**Set problem**
Retype the material word for word.

Stored data entries:
━━━━━━━━

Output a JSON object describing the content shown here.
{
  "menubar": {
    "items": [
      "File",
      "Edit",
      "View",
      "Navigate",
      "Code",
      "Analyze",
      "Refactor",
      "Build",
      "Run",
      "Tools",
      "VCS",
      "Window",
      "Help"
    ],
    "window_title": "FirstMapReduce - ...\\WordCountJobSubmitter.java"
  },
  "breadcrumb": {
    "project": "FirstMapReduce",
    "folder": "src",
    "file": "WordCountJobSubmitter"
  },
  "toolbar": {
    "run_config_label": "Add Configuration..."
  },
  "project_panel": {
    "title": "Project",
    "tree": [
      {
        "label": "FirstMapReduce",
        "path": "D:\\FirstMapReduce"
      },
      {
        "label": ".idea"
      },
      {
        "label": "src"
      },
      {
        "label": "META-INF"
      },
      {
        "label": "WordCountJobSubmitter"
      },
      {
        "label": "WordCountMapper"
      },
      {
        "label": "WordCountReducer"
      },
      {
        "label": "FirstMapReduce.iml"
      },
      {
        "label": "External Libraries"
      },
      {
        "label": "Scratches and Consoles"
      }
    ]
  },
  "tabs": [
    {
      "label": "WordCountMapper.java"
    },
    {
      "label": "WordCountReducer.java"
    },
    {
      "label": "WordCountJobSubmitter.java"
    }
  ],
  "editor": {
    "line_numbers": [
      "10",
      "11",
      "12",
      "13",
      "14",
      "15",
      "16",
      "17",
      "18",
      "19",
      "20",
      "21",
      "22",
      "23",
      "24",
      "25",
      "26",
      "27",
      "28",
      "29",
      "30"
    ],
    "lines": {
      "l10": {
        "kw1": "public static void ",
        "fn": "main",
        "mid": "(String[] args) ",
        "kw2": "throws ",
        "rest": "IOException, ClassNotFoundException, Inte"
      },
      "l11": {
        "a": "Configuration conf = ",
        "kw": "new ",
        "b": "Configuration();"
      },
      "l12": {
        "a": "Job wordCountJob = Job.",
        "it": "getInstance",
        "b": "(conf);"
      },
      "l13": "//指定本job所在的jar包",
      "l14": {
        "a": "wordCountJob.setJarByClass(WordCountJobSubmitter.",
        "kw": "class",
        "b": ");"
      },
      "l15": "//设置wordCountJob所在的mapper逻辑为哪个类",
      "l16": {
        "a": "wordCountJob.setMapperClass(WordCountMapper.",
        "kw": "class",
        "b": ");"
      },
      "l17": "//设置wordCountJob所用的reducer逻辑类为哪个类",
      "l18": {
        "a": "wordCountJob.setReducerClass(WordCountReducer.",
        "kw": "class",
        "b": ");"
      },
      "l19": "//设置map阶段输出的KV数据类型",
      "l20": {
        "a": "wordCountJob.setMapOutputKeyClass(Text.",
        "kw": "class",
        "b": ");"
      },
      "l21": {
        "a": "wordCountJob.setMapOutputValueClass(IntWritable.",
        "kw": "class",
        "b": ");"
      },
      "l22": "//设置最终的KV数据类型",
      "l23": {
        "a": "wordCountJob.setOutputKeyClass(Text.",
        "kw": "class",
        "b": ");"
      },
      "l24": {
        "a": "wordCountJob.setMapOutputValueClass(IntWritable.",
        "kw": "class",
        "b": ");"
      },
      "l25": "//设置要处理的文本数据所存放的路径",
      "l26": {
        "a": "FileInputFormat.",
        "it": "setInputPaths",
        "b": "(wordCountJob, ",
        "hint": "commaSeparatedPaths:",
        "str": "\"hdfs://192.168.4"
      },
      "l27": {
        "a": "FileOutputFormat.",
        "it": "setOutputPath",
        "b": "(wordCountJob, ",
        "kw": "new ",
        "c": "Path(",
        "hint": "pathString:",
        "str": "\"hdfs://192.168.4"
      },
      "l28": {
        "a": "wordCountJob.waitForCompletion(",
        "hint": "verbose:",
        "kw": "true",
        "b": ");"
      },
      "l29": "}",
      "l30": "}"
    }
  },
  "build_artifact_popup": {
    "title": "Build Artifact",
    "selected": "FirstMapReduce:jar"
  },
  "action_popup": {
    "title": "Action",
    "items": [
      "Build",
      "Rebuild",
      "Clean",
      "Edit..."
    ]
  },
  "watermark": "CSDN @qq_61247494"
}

━━━━━━━━

**Expected output**
Output a JSON object describing the content shown here.
{
  "menubar": {
    "items": [
      "File",
      "Edit",
      "View",
      "Navigate",
      "Code",
      "Analyze",
      "Refactor",
      "Build",
      "Run",
      "Tools",
      "VCS",
      "Window",
      "Help"
    ],
    "window_title": "FirstMapReduce - ...\\WordCountJobSubmitter.java"
  },
  "breadcrumb": {
    "project": "FirstMapReduce",
    "folder": "src",
    "file": "WordCountJobSubmitter"
  },
  "toolbar": {
    "run_config_label": "Add Configuration..."
  },
  "project_panel": {
    "title": "Project",
    "tree": [
      {
        "label": "FirstMapReduce",
        "path": "D:\\FirstMapReduce"
      },
      {
        "label": ".idea"
      },
      {
        "label": "src"
      },
      {
        "label": "META-INF"
      },
      {
        "label": "WordCountJobSubmitter"
      },
      {
        "label": "WordCountMapper"
      },
      {
        "label": "WordCountReducer"
      },
      {
        "label": "FirstMapReduce.iml"
      },
      {
        "label": "External Libraries"
      },
      {
        "label": "Scratches and Consoles"
      }
    ]
  },
  "tabs": [
    {
      "label": "WordCountMapper.java"
    },
    {
      "label": "WordCountReducer.java"
    },
    {
      "label": "WordCountJobSubmitter.java"
    }
  ],
  "editor": {
    "line_numbers": [
      "10",
      "11",
      "12",
      "13",
      "14",
      "15",
      "16",
      "17",
      "18",
      "19",
      "20",
      "21",
      "22",
      "23",
      "24",
      "25",
      "26",
      "27",
      "28",
      "29",
      "30"
    ],
    "lines": {
      "l10": {
        "kw1": "public static void ",
        "fn": "main",
        "mid": "(String[] args) ",
        "kw2": "throws ",
        "rest": "IOException, ClassNotFoundException, Inte"
      },
      "l11": {
        "a": "Configuration conf = ",
        "kw": "new ",
        "b": "Configuration();"
      },
      "l12": {
        "a": "Job wordCountJob = Job.",
        "it": "getInstance",
        "b": "(conf);"
      },
      "l13": "//指定本job所在的jar包",
      "l14": {
        "a": "wordCountJob.setJarByClass(WordCountJobSubmitter.",
        "kw": "class",
        "b": ");"
      },
      "l15": "//设置wordCountJob所在的mapper逻辑为哪个类",
      "l16": {
        "a": "wordCountJob.setMapperClass(WordCountMapper.",
        "kw": "class",
        "b": ");"
      },
      "l17": "//设置wordCountJob所用的reducer逻辑类为哪个类",
      "l18": {
        "a": "wordCountJob.setReducerClass(WordCountReducer.",
        "kw": "class",
        "b": ");"
      },
      "l19": "//设置map阶段输出的KV数据类型",
      "l20": {
        "a": "wordCountJob.setMapOutputKeyClass(Text.",
        "kw": "class",
        "b": ");"
      },
      "l21": {
        "a": "wordCountJob.setMapOutputValueClass(IntWritable.",
        "kw": "class",
        "b": ");"
      },
      "l22": "//设置最终的KV数据类型",
      "l23": {
        "a": "wordCountJob.setOutputKeyClass(Text.",
        "kw": "class",
        "b": ");"
      },
      "l24": {
        "a": "wordCountJob.setMapOutputValueClass(IntWritable.",
        "kw": "class",
        "b": ");"
      },
      "l25": "//设置要处理的文本数据所存放的路径",
      "l26": {
        "a": "FileInputFormat.",
        "it": "setInputPaths",
        "b": "(wordCountJob, ",
        "hint": "commaSeparatedPaths:",
        "str": "\"hdfs://192.168.4"
      },
      "l27": {
        "a": "FileOutputFormat.",
        "it": "setOutputPath",
        "b": "(wordCountJob, ",
        "kw": "new ",
        "c": "Path(",
        "hint": "pathString:",
        "str": "\"hdfs://192.168.4"
      },
      "l28": {
        "a": "wordCountJob.waitForCompletion(",
        "hint": "verbose:",
        "kw": "true",
        "b": ");"
      },
      "l29": "}",
      "l30": "}"
    }
  },
  "build_artifact_popup": {
    "title": "Build Artifact",
    "selected": "FirstMapReduce:jar"
  },
  "action_popup": {
    "title": "Action",
    "items": [
      "Build",
      "Rebuild",
      "Clean",
      "Edit..."
    ]
  },
  "watermark": "CSDN @qq_61247494"
}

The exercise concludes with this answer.